- **What is expected**
Which lines contain the word "name"? Return each of them as written.

╭─ Data in this exercise

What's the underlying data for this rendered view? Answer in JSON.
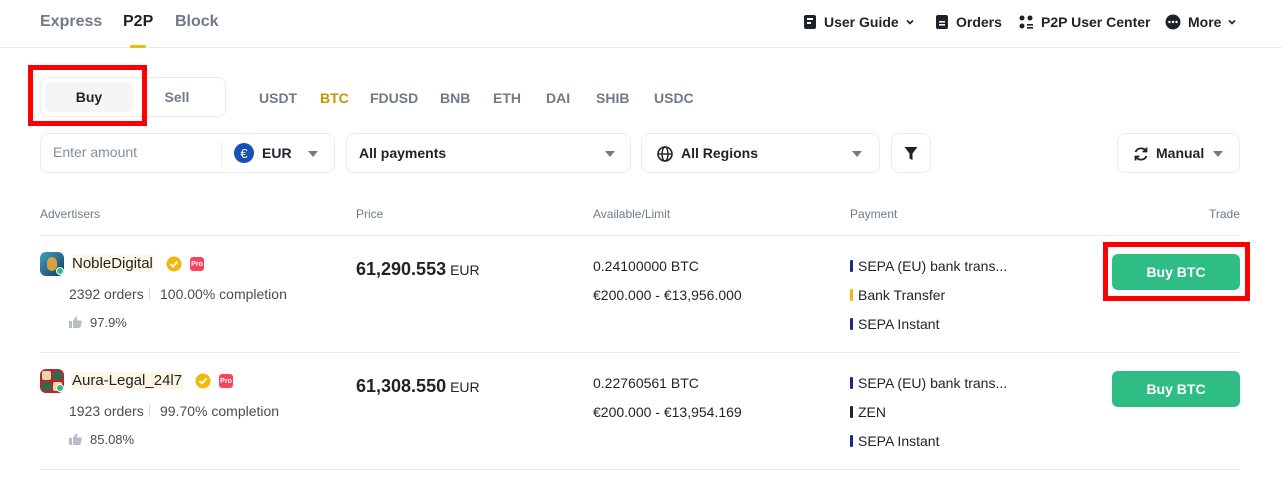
{
  "topnav": {
    "tabs": [
      {
        "label": "Express"
      },
      {
        "label": "P2P"
      },
      {
        "label": "Block"
      }
    ],
    "links": {
      "user_guide": "User Guide",
      "orders": "Orders",
      "user_center": "P2P User Center",
      "more": "More"
    }
  },
  "trade_toggle": {
    "buy": "Buy",
    "sell": "Sell"
  },
  "assets": [
    "USDT",
    "BTC",
    "FDUSD",
    "BNB",
    "ETH",
    "DAI",
    "SHIB",
    "USDC"
  ],
  "selected_asset": "BTC",
  "filters": {
    "amount_placeholder": "Enter amount",
    "currency": "EUR",
    "currency_symbol": "€",
    "payments": "All payments",
    "regions": "All Regions",
    "refresh_mode": "Manual"
  },
  "table": {
    "headers": {
      "advertisers": "Advertisers",
      "price": "Price",
      "available": "Available/Limit",
      "payment": "Payment",
      "trade": "Trade"
    },
    "rows": [
      {
        "name": "NobleDigital",
        "orders": "2392 orders",
        "completion": "100.00% completion",
        "rating": "97.9%",
        "price": "61,290.553",
        "price_currency": "EUR",
        "available": "0.24100000 BTC",
        "limit": "€200.000 - €13,956.000",
        "payments": [
          {
            "label": "SEPA (EU) bank trans...",
            "color": "#1a2a8c"
          },
          {
            "label": "Bank Transfer",
            "color": "#f0b90b"
          },
          {
            "label": "SEPA Instant",
            "color": "#1a2a8c"
          }
        ],
        "action": "Buy BTC"
      },
      {
        "name": "Aura-Legal_24l7",
        "orders": "1923 orders",
        "completion": "99.70% completion",
        "rating": "85.08%",
        "price": "61,308.550",
        "price_currency": "EUR",
        "available": "0.22760561 BTC",
        "limit": "€200.000 - €13,954.169",
        "payments": [
          {
            "label": "SEPA (EU) bank trans...",
            "color": "#1a2a8c"
          },
          {
            "label": "ZEN",
            "color": "#1e2329"
          },
          {
            "label": "SEPA Instant",
            "color": "#1a2a8c"
          }
        ],
        "action": "Buy BTC"
      }
    ]
  },
  "colors": {
    "accent": "#f0b90b",
    "buy_green": "#2ebd85",
    "highlight": "#ff0000"
  }
}
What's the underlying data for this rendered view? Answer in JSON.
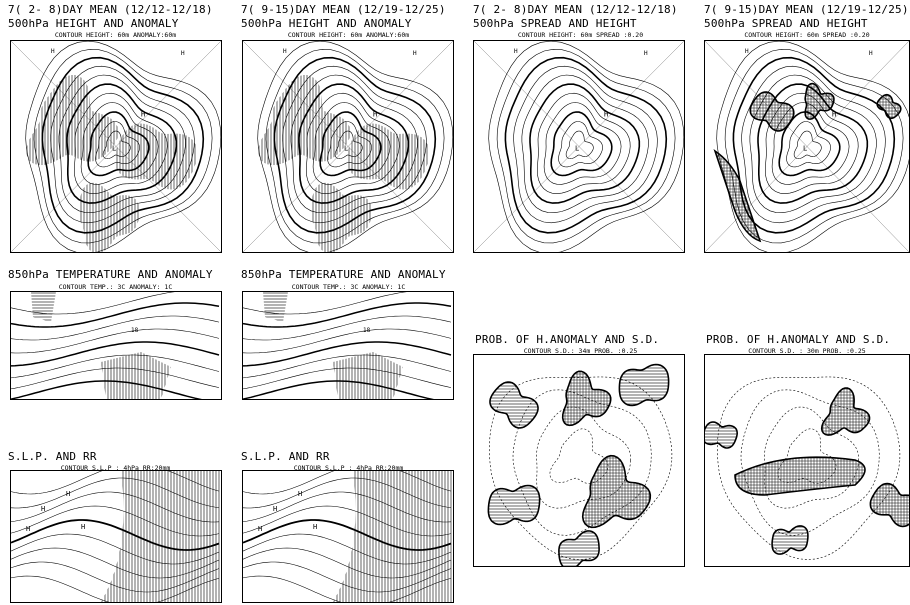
{
  "panels": [
    {
      "id": "p1",
      "line1": "7( 2- 8)DAY MEAN (12/12-12/18)",
      "line2": "500hPa HEIGHT AND ANOMALY",
      "sub": "CONTOUR  HEIGHT: 60m  ANOMALY:60m",
      "type": "polar-height-anomaly"
    },
    {
      "id": "p2",
      "line1": "7( 9-15)DAY MEAN (12/19-12/25)",
      "line2": "500hPa HEIGHT AND ANOMALY",
      "sub": "CONTOUR  HEIGHT: 60m  ANOMALY:60m",
      "type": "polar-height-anomaly"
    },
    {
      "id": "p3",
      "line1": "7( 2- 8)DAY MEAN (12/12-12/18)",
      "line2": "500hPa SPREAD AND HEIGHT",
      "sub": "CONTOUR  HEIGHT: 60m  SPREAD :0.20",
      "type": "polar-spread"
    },
    {
      "id": "p4",
      "line1": "7( 9-15)DAY MEAN (12/19-12/25)",
      "line2": "500hPa SPREAD AND HEIGHT",
      "sub": "CONTOUR  HEIGHT: 60m  SPREAD :0.20",
      "type": "polar-spread"
    },
    {
      "id": "p5",
      "line1": "",
      "line2": "850hPa TEMPERATURE AND ANOMALY",
      "sub": "CONTOUR  TEMP.: 3C  ANOMALY: 1C",
      "type": "regional-temp"
    },
    {
      "id": "p6",
      "line1": "",
      "line2": "850hPa TEMPERATURE AND ANOMALY",
      "sub": "CONTOUR  TEMP.: 3C  ANOMALY: 1C",
      "type": "regional-temp"
    },
    {
      "id": "p7",
      "line1": "",
      "line2": "PROB. OF H.ANOMALY AND S.D.",
      "sub": "CONTOUR  S.D.: 34m  PROB.  :0.25",
      "type": "polar-prob"
    },
    {
      "id": "p8",
      "line1": "",
      "line2": "PROB. OF H.ANOMALY AND S.D.",
      "sub": "CONTOUR  S.D. : 30m  PROB.  :0.25",
      "type": "polar-prob"
    },
    {
      "id": "p9",
      "line1": "",
      "line2": "S.L.P. AND RR",
      "sub": "CONTOUR  S.L.P : 4hPa RR:20mm",
      "type": "regional-slp"
    },
    {
      "id": "p10",
      "line1": "",
      "line2": "S.L.P. AND RR",
      "sub": "CONTOUR  S.L.P : 4hPa RR:20mm",
      "type": "regional-slp"
    }
  ],
  "contour_labels": {
    "height": [
      "5640",
      "5700",
      "5280",
      "5100",
      "5400"
    ],
    "temp": [
      "-6",
      "-18",
      "-30",
      "0",
      "3",
      "-9"
    ],
    "slp": [
      "1020",
      "1016",
      "1008",
      "1000",
      "996"
    ],
    "pressure_marks": [
      "H",
      "L"
    ]
  }
}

╰─

- **Exercise response**
        "name": "NobleDigital",
        "name": "Aura-Legal_24l7",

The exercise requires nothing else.